Task to complete =
Below are some records; retype all of them exactly.

[Items from a dataset]
— start —

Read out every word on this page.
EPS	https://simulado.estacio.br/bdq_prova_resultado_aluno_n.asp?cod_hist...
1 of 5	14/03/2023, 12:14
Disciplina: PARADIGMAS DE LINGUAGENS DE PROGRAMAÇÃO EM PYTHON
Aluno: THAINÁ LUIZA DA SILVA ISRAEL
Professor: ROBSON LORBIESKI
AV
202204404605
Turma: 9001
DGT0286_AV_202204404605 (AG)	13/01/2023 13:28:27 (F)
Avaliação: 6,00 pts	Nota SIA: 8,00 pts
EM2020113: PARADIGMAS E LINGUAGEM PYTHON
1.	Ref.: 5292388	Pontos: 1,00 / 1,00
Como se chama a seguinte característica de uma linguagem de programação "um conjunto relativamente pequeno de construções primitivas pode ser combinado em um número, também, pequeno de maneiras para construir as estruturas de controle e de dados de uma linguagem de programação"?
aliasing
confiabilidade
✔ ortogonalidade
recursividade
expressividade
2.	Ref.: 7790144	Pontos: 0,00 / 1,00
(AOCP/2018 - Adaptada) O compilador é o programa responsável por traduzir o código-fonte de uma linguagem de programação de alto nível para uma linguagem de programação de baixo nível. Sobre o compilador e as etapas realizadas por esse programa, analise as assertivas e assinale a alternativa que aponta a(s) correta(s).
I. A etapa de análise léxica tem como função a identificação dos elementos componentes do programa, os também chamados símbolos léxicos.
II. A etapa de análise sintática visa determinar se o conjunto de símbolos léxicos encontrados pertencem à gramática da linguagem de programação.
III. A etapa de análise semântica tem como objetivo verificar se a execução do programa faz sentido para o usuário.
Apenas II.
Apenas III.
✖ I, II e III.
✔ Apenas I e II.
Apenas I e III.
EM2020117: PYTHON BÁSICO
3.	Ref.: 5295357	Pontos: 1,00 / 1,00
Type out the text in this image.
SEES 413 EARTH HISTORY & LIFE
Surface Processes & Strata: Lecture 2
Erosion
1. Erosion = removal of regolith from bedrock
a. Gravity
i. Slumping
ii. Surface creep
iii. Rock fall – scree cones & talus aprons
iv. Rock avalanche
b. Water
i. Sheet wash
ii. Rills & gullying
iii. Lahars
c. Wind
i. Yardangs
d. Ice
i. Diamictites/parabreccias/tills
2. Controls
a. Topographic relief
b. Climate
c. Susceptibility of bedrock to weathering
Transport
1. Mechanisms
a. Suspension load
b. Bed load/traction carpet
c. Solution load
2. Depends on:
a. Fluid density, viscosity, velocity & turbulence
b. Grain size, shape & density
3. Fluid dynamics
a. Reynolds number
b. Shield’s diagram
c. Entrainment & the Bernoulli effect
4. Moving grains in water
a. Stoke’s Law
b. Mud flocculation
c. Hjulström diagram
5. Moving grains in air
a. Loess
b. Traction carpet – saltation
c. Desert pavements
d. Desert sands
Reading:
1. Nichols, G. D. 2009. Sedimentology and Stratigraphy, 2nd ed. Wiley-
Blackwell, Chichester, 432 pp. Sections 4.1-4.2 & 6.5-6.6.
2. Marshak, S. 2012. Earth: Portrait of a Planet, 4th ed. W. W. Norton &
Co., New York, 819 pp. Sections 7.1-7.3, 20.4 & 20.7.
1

— end —

Exercise solution =
Read out every word on this page.
EPS	https://simulado.estacio.br/bdq_prova_resultado_aluno_n.asp?cod_hist...
1 of 5	14/03/2023, 12:14
Disciplina: PARADIGMAS DE LINGUAGENS DE PROGRAMAÇÃO EM PYTHON
Aluno: THAINÁ LUIZA DA SILVA ISRAEL
Professor: ROBSON LORBIESKI
AV
202204404605
Turma: 9001
DGT0286_AV_202204404605 (AG)	13/01/2023 13:28:27 (F)
Avaliação: 6,00 pts	Nota SIA: 8,00 pts
EM2020113: PARADIGMAS E LINGUAGEM PYTHON
1.	Ref.: 5292388	Pontos: 1,00 / 1,00
Como se chama a seguinte característica de uma linguagem de programação "um conjunto relativamente pequeno de construções primitivas pode ser combinado em um número, também, pequeno de maneiras para construir as estruturas de controle e de dados de uma linguagem de programação"?
aliasing
confiabilidade
✔ ortogonalidade
recursividade
expressividade
2.	Ref.: 7790144	Pontos: 0,00 / 1,00
(AOCP/2018 - Adaptada) O compilador é o programa responsável por traduzir o código-fonte de uma linguagem de programação de alto nível para uma linguagem de programação de baixo nível. Sobre o compilador e as etapas realizadas por esse programa, analise as assertivas e assinale a alternativa que aponta a(s) correta(s).
I. A etapa de análise léxica tem como função a identificação dos elementos componentes do programa, os também chamados símbolos léxicos.
II. A etapa de análise sintática visa determinar se o conjunto de símbolos léxicos encontrados pertencem à gramática da linguagem de programação.
III. A etapa de análise semântica tem como objetivo verificar se a execução do programa faz sentido para o usuário.
Apenas II.
Apenas III.
✖ I, II e III.
✔ Apenas I e II.
Apenas I e III.
EM2020117: PYTHON BÁSICO
3.	Ref.: 5295357	Pontos: 1,00 / 1,00
Type out the text in this image.
SEES 413 EARTH HISTORY & LIFE
Surface Processes & Strata: Lecture 2
Erosion
1. Erosion = removal of regolith from bedrock
a. Gravity
i. Slumping
ii. Surface creep
iii. Rock fall – scree cones & talus aprons
iv. Rock avalanche
b. Water
i. Sheet wash
ii. Rills & gullying
iii. Lahars
c. Wind
i. Yardangs
d. Ice
i. Diamictites/parabreccias/tills
2. Controls
a. Topographic relief
b. Climate
c. Susceptibility of bedrock to weathering
Transport
1. Mechanisms
a. Suspension load
b. Bed load/traction carpet
c. Solution load
2. Depends on:
a. Fluid density, viscosity, velocity & turbulence
b. Grain size, shape & density
3. Fluid dynamics
a. Reynolds number
b. Shield’s diagram
c. Entrainment & the Bernoulli effect
4. Moving grains in water
a. Stoke’s Law
b. Mud flocculation
c. Hjulström diagram
5. Moving grains in air
a. Loess
b. Traction carpet – saltation
c. Desert pavements
d. Desert sands
Reading:
1. Nichols, G. D. 2009. Sedimentology and Stratigraphy, 2nd ed. Wiley-
Blackwell, Chichester, 432 pp. Sections 4.1-4.2 & 6.5-6.6.
2. Marshak, S. 2012. Earth: Portrait of a Planet, 4th ed. W. W. Norton &
Co., New York, 819 pp. Sections 7.1-7.3, 20.4 & 20.7.
1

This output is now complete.